▸ Short exercise
Exactly reproduce the entries, dropping any pictures from your copy.

▸ Data for the task
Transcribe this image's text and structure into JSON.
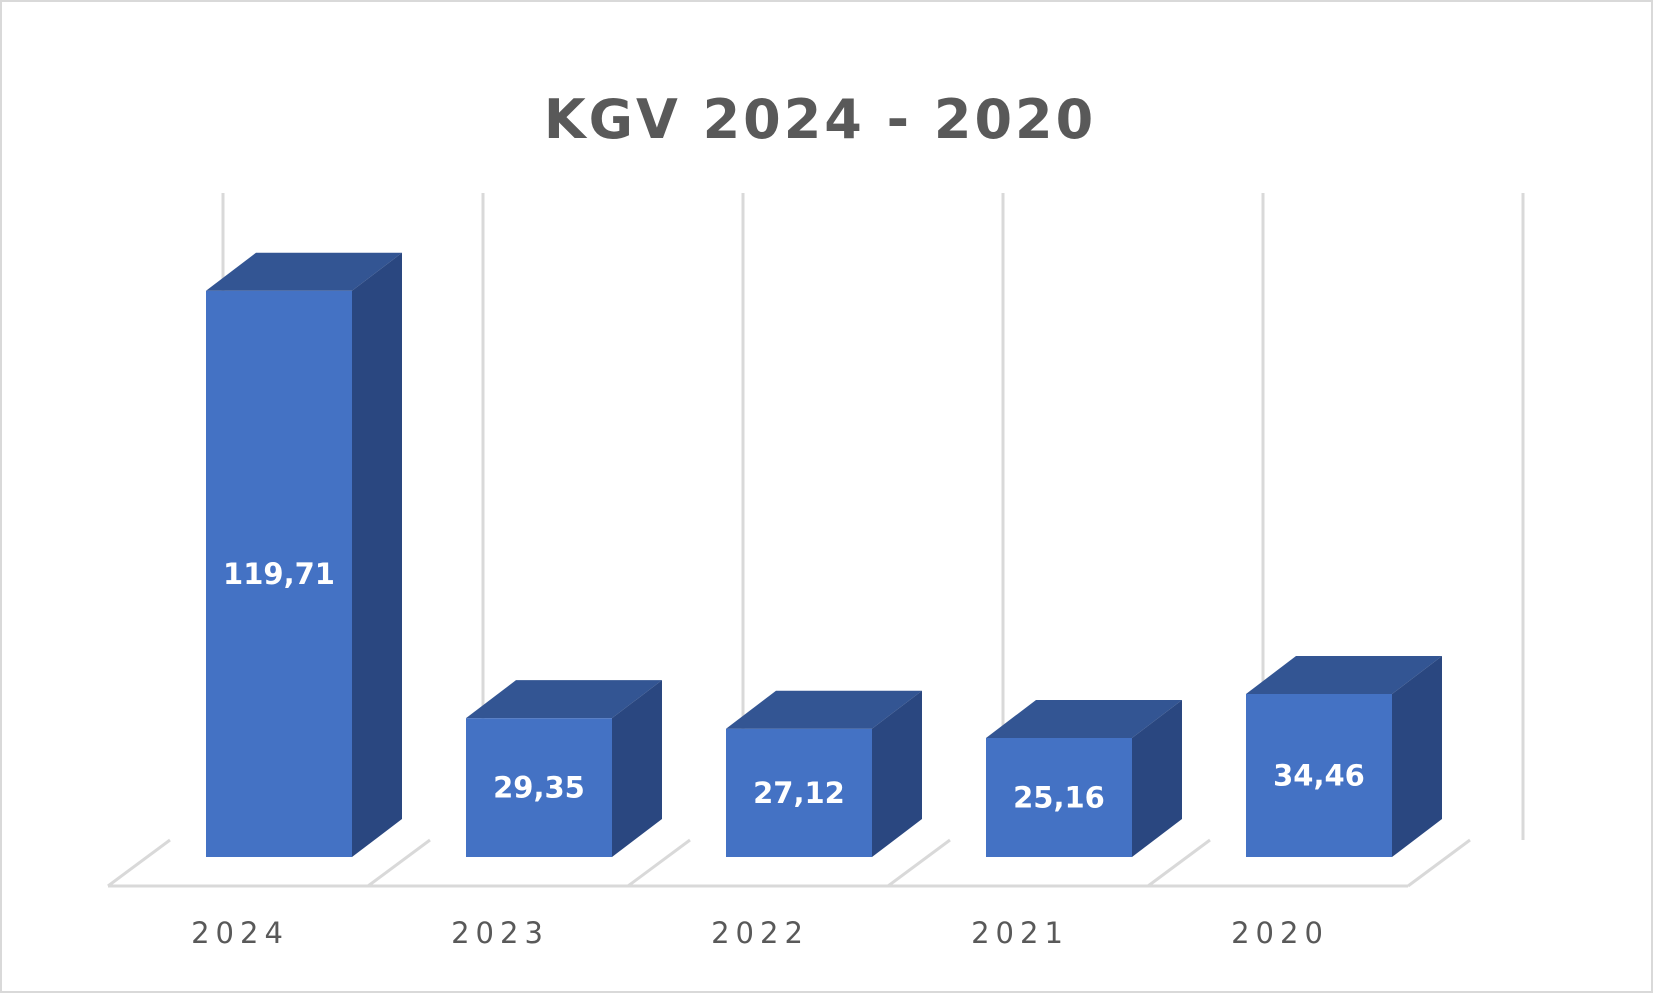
{
  "chart_data": {
    "type": "bar",
    "title": "KGV 2024 - 2020",
    "categories": [
      "2024",
      "2023",
      "2022",
      "2021",
      "2020"
    ],
    "values": [
      119.71,
      29.35,
      27.12,
      25.16,
      34.46
    ],
    "data_labels": [
      "119,71",
      "29,35",
      "27,12",
      "25,16",
      "34,46"
    ],
    "ylim": [
      0,
      130
    ],
    "grid": true,
    "legend": "none",
    "three_d": true,
    "colors": {
      "front": "#4472c4",
      "top": "#335593",
      "side": "#2a4780",
      "grid": "#d9d9d9",
      "text": "#595959",
      "label": "#ffffff"
    }
  }
}
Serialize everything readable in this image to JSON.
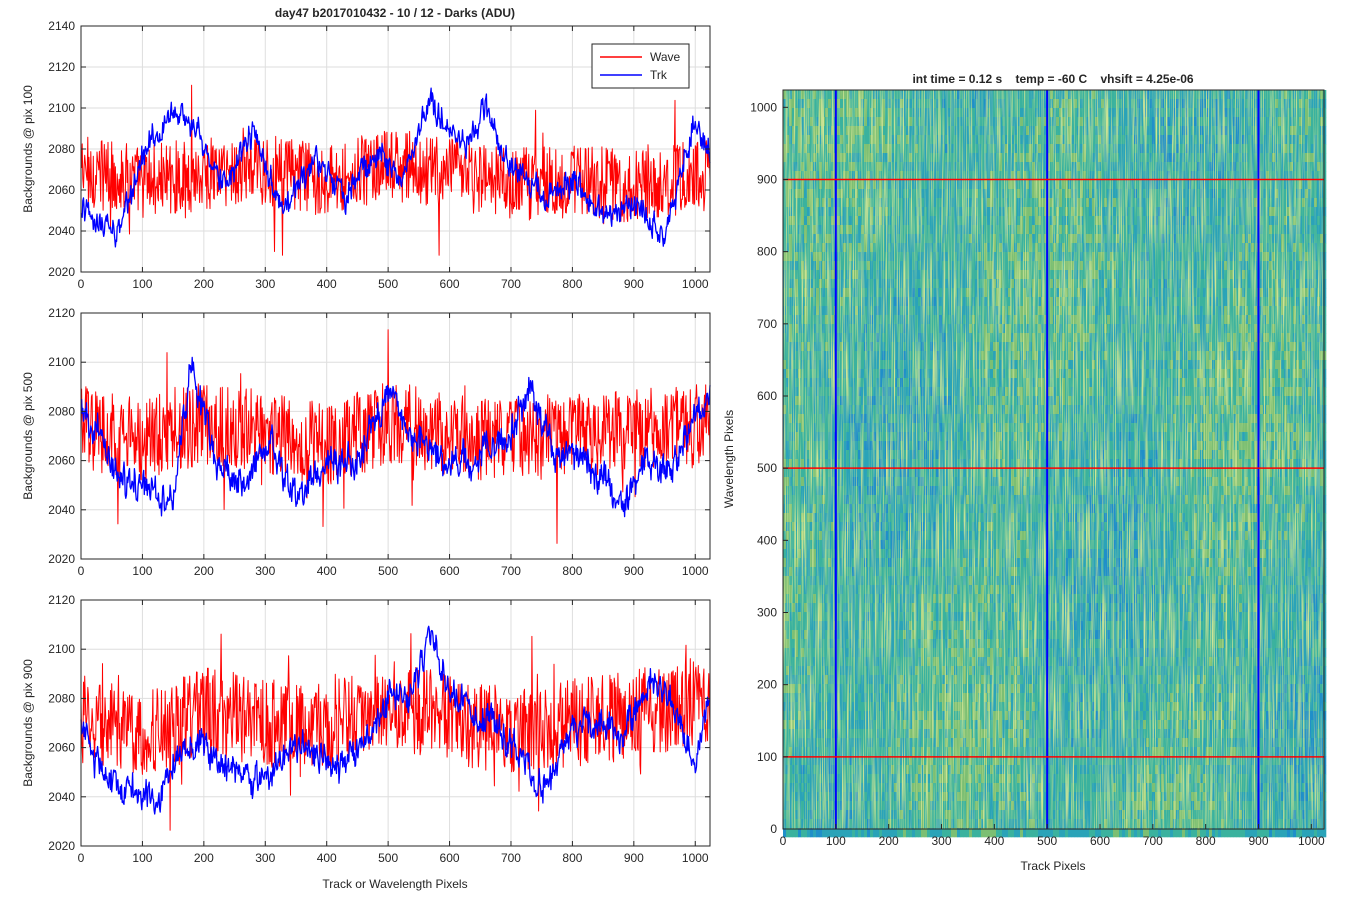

▸ Exercise response
Transcribe this image's text and structure into JSON.
{
  "chart_data": {
    "type": "bar",
    "title": "KGV 2024 - 2020",
    "categories": [
      "2024",
      "2023",
      "2022",
      "2021",
      "2020"
    ],
    "values": [
      119.71,
      29.35,
      27.12,
      25.16,
      34.46
    ],
    "data_labels": [
      "119,71",
      "29,35",
      "27,12",
      "25,16",
      "34,46"
    ],
    "ylim": [
      0,
      130
    ],
    "grid": true,
    "legend": "none",
    "three_d": true,
    "colors": {
      "front": "#4472c4",
      "top": "#335593",
      "side": "#2a4780",
      "grid": "#d9d9d9",
      "text": "#595959",
      "label": "#ffffff"
    }
  }
}
Serialize everything readable in this image to JSON.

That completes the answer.